Material for this exercise ▸
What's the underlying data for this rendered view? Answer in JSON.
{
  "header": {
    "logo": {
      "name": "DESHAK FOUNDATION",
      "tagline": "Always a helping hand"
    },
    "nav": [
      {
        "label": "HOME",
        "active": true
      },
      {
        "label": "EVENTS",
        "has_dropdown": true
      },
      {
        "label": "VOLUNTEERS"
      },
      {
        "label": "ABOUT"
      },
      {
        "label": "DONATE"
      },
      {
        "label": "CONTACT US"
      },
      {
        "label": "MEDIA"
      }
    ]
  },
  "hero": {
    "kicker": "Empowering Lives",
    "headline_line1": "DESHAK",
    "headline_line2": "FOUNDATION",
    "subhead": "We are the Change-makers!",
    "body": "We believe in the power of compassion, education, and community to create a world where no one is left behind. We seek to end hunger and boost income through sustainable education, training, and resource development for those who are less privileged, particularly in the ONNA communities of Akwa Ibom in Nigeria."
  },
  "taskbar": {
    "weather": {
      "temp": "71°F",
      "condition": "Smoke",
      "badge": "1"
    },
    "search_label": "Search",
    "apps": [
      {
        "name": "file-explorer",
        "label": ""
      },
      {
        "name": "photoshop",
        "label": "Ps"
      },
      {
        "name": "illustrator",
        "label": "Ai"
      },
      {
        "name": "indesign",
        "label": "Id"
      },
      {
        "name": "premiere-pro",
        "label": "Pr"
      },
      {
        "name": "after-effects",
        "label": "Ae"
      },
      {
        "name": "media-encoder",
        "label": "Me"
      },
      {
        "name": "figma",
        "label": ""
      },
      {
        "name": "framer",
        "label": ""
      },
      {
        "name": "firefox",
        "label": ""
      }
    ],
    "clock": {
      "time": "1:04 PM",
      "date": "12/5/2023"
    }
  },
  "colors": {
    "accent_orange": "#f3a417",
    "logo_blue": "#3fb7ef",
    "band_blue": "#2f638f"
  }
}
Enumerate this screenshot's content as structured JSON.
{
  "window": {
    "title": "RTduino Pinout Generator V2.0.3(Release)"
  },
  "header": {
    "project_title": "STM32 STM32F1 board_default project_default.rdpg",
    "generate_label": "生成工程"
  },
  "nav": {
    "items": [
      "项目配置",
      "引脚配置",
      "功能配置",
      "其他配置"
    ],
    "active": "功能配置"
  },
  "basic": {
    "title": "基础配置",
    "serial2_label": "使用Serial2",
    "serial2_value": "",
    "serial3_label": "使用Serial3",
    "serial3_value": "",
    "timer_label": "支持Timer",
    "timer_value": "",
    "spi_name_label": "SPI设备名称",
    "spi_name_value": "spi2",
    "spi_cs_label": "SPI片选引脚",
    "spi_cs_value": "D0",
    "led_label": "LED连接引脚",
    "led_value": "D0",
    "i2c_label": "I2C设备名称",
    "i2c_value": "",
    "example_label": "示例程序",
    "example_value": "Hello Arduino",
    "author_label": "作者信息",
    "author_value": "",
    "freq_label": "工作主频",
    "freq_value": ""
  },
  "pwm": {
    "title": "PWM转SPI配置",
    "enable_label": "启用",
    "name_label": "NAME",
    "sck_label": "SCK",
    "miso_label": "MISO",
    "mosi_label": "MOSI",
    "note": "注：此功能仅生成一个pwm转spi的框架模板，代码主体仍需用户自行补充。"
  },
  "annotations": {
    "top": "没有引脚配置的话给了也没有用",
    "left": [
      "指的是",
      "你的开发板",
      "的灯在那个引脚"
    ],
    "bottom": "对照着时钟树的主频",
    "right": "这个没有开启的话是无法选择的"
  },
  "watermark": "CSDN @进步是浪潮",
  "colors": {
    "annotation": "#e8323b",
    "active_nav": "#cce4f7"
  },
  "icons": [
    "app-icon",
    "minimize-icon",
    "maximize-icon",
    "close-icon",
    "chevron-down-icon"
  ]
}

Exercise ▸ Produce an exact copy of the whole listing.

Output of the task ▸
What's the underlying data for this rendered view? Answer in JSON.
{
  "header": {
    "logo": {
      "name": "DESHAK FOUNDATION",
      "tagline": "Always a helping hand"
    },
    "nav": [
      {
        "label": "HOME",
        "active": true
      },
      {
        "label": "EVENTS",
        "has_dropdown": true
      },
      {
        "label": "VOLUNTEERS"
      },
      {
        "label": "ABOUT"
      },
      {
        "label": "DONATE"
      },
      {
        "label": "CONTACT US"
      },
      {
        "label": "MEDIA"
      }
    ]
  },
  "hero": {
    "kicker": "Empowering Lives",
    "headline_line1": "DESHAK",
    "headline_line2": "FOUNDATION",
    "subhead": "We are the Change-makers!",
    "body": "We believe in the power of compassion, education, and community to create a world where no one is left behind. We seek to end hunger and boost income through sustainable education, training, and resource development for those who are less privileged, particularly in the ONNA communities of Akwa Ibom in Nigeria."
  },
  "taskbar": {
    "weather": {
      "temp": "71°F",
      "condition": "Smoke",
      "badge": "1"
    },
    "search_label": "Search",
    "apps": [
      {
        "name": "file-explorer",
        "label": ""
      },
      {
        "name": "photoshop",
        "label": "Ps"
      },
      {
        "name": "illustrator",
        "label": "Ai"
      },
      {
        "name": "indesign",
        "label": "Id"
      },
      {
        "name": "premiere-pro",
        "label": "Pr"
      },
      {
        "name": "after-effects",
        "label": "Ae"
      },
      {
        "name": "media-encoder",
        "label": "Me"
      },
      {
        "name": "figma",
        "label": ""
      },
      {
        "name": "framer",
        "label": ""
      },
      {
        "name": "firefox",
        "label": ""
      }
    ],
    "clock": {
      "time": "1:04 PM",
      "date": "12/5/2023"
    }
  },
  "colors": {
    "accent_orange": "#f3a417",
    "logo_blue": "#3fb7ef",
    "band_blue": "#2f638f"
  }
}
Enumerate this screenshot's content as structured JSON.
{
  "window": {
    "title": "RTduino Pinout Generator V2.0.3(Release)"
  },
  "header": {
    "project_title": "STM32 STM32F1 board_default project_default.rdpg",
    "generate_label": "生成工程"
  },
  "nav": {
    "items": [
      "项目配置",
      "引脚配置",
      "功能配置",
      "其他配置"
    ],
    "active": "功能配置"
  },
  "basic": {
    "title": "基础配置",
    "serial2_label": "使用Serial2",
    "serial2_value": "",
    "serial3_label": "使用Serial3",
    "serial3_value": "",
    "timer_label": "支持Timer",
    "timer_value": "",
    "spi_name_label": "SPI设备名称",
    "spi_name_value": "spi2",
    "spi_cs_label": "SPI片选引脚",
    "spi_cs_value": "D0",
    "led_label": "LED连接引脚",
    "led_value": "D0",
    "i2c_label": "I2C设备名称",
    "i2c_value": "",
    "example_label": "示例程序",
    "example_value": "Hello Arduino",
    "author_label": "作者信息",
    "author_value": "",
    "freq_label": "工作主频",
    "freq_value": ""
  },
  "pwm": {
    "title": "PWM转SPI配置",
    "enable_label": "启用",
    "name_label": "NAME",
    "sck_label": "SCK",
    "miso_label": "MISO",
    "mosi_label": "MOSI",
    "note": "注：此功能仅生成一个pwm转spi的框架模板，代码主体仍需用户自行补充。"
  },
  "annotations": {
    "top": "没有引脚配置的话给了也没有用",
    "left": [
      "指的是",
      "你的开发板",
      "的灯在那个引脚"
    ],
    "bottom": "对照着时钟树的主频",
    "right": "这个没有开启的话是无法选择的"
  },
  "watermark": "CSDN @进步是浪潮",
  "colors": {
    "annotation": "#e8323b",
    "active_nav": "#cce4f7"
  },
  "icons": [
    "app-icon",
    "minimize-icon",
    "maximize-icon",
    "close-icon",
    "chevron-down-icon"
  ]
}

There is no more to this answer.